Information shown »
————————

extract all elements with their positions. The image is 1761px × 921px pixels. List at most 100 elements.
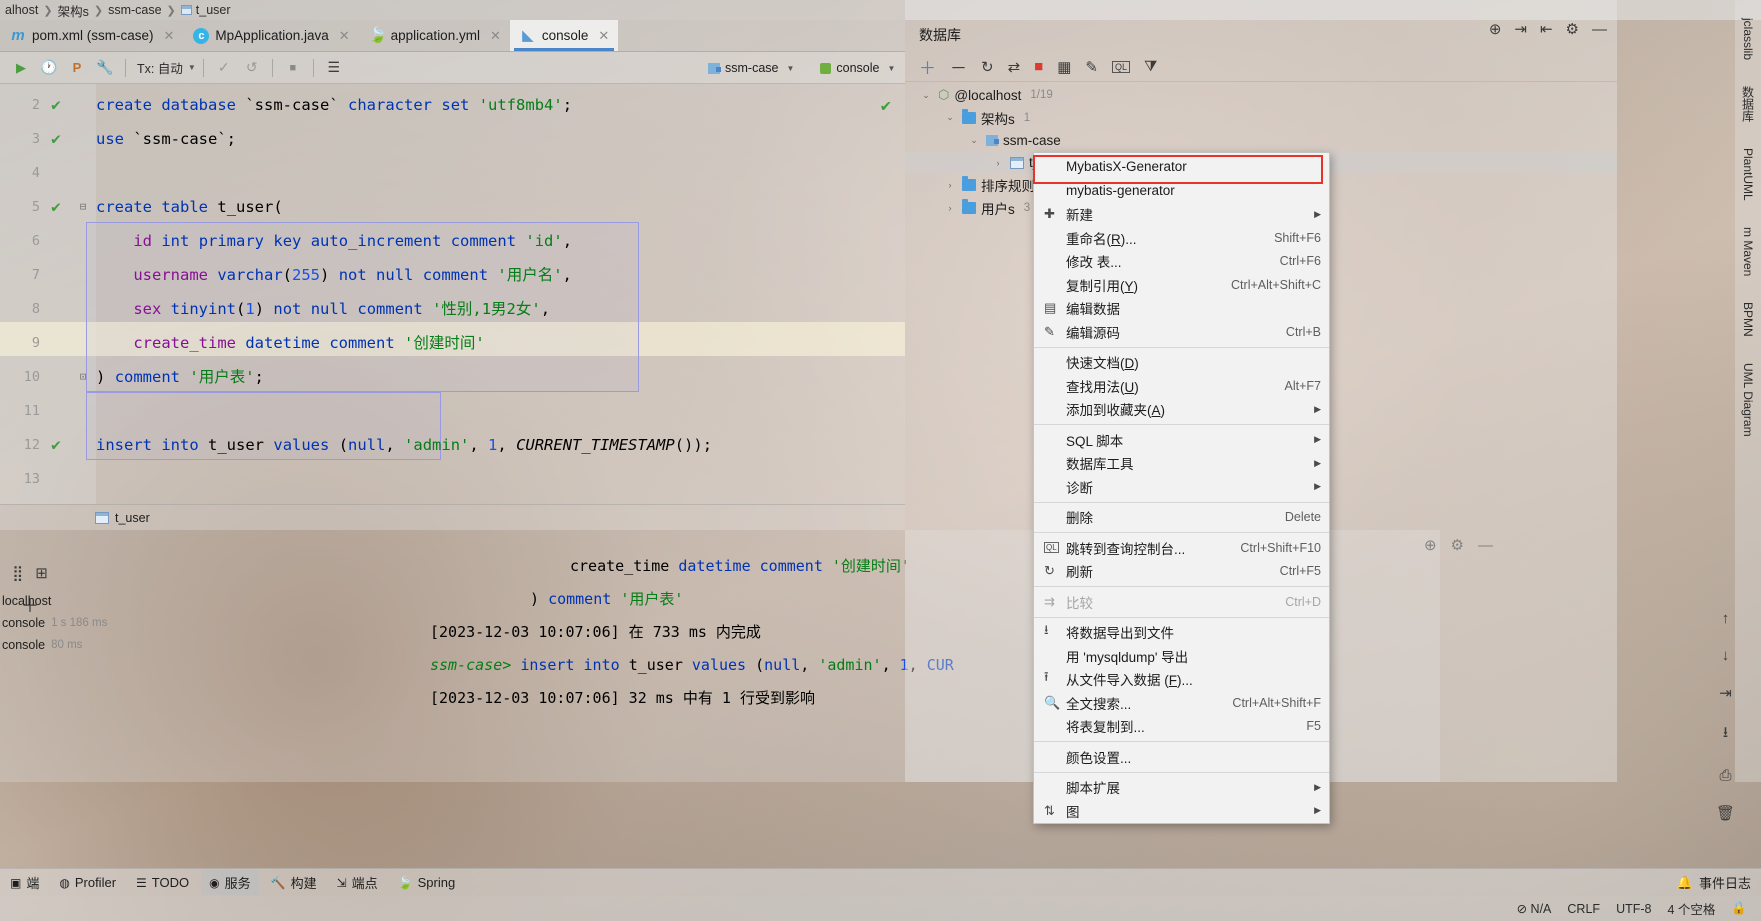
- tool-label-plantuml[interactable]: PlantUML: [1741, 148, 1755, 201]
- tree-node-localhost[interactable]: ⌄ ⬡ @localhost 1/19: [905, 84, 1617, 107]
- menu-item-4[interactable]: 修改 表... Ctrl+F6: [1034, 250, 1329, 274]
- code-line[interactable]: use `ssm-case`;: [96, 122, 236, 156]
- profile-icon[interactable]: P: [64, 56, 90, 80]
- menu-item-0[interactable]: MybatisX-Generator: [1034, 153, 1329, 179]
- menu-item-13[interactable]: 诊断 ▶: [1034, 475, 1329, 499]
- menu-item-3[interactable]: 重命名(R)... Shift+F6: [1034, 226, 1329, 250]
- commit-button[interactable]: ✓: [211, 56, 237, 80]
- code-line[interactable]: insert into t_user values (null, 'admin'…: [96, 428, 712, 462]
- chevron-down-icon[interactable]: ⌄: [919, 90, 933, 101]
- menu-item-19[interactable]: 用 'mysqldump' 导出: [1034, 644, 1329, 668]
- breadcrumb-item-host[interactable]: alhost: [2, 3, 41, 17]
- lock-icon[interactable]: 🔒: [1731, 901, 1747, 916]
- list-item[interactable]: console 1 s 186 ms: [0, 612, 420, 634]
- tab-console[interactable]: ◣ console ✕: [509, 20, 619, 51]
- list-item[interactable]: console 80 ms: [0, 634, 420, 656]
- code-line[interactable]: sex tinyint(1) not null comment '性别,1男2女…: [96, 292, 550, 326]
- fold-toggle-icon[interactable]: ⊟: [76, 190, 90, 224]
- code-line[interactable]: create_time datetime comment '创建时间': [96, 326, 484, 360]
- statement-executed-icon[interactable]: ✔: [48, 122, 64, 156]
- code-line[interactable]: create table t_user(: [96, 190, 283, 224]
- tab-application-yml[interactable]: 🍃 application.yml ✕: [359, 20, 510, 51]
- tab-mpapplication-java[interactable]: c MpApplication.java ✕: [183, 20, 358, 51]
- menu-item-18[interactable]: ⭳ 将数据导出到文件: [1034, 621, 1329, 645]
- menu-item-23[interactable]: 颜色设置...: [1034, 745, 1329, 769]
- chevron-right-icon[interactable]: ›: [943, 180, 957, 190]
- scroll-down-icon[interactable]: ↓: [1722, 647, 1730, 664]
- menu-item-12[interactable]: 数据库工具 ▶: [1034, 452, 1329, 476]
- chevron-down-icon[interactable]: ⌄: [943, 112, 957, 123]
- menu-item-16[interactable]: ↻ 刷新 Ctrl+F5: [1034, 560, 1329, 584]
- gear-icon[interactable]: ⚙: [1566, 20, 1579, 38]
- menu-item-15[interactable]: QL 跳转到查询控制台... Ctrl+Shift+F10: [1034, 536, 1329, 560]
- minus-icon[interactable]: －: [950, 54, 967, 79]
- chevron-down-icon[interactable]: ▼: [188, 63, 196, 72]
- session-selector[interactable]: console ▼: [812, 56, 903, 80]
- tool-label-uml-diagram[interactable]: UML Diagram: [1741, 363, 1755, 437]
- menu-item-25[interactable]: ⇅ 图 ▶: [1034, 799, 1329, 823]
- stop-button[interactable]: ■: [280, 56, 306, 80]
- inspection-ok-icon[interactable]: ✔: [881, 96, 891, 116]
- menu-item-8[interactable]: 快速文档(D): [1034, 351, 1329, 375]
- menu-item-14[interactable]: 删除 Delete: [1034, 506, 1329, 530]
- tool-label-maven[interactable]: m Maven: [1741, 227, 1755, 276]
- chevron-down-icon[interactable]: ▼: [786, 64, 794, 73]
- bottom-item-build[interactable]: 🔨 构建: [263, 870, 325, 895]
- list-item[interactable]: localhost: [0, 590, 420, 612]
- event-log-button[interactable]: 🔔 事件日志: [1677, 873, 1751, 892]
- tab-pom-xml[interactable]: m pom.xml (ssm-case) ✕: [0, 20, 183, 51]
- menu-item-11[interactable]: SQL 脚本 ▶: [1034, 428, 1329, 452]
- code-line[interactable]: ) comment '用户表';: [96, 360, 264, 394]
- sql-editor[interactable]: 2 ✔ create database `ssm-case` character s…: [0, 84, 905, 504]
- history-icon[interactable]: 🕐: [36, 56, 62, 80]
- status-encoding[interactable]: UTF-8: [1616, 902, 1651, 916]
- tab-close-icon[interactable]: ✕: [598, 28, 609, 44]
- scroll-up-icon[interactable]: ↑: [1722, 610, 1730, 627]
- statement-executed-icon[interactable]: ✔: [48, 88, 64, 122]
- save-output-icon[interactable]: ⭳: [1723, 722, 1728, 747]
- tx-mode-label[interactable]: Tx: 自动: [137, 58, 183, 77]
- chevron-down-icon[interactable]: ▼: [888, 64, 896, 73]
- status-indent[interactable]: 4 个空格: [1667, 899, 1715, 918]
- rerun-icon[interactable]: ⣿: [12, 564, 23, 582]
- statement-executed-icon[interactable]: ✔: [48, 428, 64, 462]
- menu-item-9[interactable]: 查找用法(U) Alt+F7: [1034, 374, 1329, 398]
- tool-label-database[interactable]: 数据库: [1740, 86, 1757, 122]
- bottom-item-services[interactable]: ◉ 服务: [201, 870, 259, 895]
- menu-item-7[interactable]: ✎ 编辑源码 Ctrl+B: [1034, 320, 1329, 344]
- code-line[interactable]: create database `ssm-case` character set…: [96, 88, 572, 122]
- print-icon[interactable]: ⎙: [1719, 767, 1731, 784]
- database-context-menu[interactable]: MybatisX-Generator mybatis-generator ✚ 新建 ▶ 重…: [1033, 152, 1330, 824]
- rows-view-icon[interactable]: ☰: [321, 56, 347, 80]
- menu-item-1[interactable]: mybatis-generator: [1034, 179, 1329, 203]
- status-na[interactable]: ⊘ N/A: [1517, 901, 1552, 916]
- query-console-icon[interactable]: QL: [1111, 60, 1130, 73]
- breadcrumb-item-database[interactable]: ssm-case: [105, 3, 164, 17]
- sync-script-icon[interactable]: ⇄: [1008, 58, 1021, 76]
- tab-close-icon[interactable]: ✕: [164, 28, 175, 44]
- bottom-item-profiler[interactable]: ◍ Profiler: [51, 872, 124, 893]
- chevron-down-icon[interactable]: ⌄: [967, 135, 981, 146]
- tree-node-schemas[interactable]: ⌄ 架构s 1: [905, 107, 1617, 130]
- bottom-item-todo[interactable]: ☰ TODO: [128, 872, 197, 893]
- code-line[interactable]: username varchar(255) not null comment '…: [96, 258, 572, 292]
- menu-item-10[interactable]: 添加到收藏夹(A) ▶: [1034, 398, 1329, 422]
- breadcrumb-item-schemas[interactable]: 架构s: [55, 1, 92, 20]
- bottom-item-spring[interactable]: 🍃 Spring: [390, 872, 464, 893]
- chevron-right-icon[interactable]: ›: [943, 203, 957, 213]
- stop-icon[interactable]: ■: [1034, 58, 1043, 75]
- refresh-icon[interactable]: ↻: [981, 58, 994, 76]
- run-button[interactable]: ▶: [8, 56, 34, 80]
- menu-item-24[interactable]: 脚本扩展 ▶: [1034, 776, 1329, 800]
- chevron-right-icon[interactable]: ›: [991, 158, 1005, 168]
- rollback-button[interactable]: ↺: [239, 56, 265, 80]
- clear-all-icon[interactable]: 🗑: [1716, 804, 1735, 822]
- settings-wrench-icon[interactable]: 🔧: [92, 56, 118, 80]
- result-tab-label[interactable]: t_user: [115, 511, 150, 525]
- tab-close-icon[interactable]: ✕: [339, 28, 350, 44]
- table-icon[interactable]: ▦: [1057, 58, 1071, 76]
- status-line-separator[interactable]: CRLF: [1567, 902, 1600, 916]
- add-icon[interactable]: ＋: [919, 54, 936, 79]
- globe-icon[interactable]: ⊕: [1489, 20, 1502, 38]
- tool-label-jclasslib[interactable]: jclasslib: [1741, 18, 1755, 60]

————————

Rewrite the lines of the entries that begin with the line containing "148, 1755, 201]" and end with the line containing "153, 1329, 179]", changing "interactable" to "clickable" throughout and keeping everything else the same.

Answer to this task »
- tool-label-plantuml[clickable]: PlantUML: [1741, 148, 1755, 201]
- tree-node-localhost[clickable]: ⌄ ⬡ @localhost 1/19: [905, 84, 1617, 107]
- menu-item-4[clickable]: 修改 表... Ctrl+F6: [1034, 250, 1329, 274]
- code-line[clickable]: use `ssm-case`;: [96, 122, 236, 156]
- profile-icon[clickable]: P: [64, 56, 90, 80]
- menu-item-0[clickable]: MybatisX-Generator: [1034, 153, 1329, 179]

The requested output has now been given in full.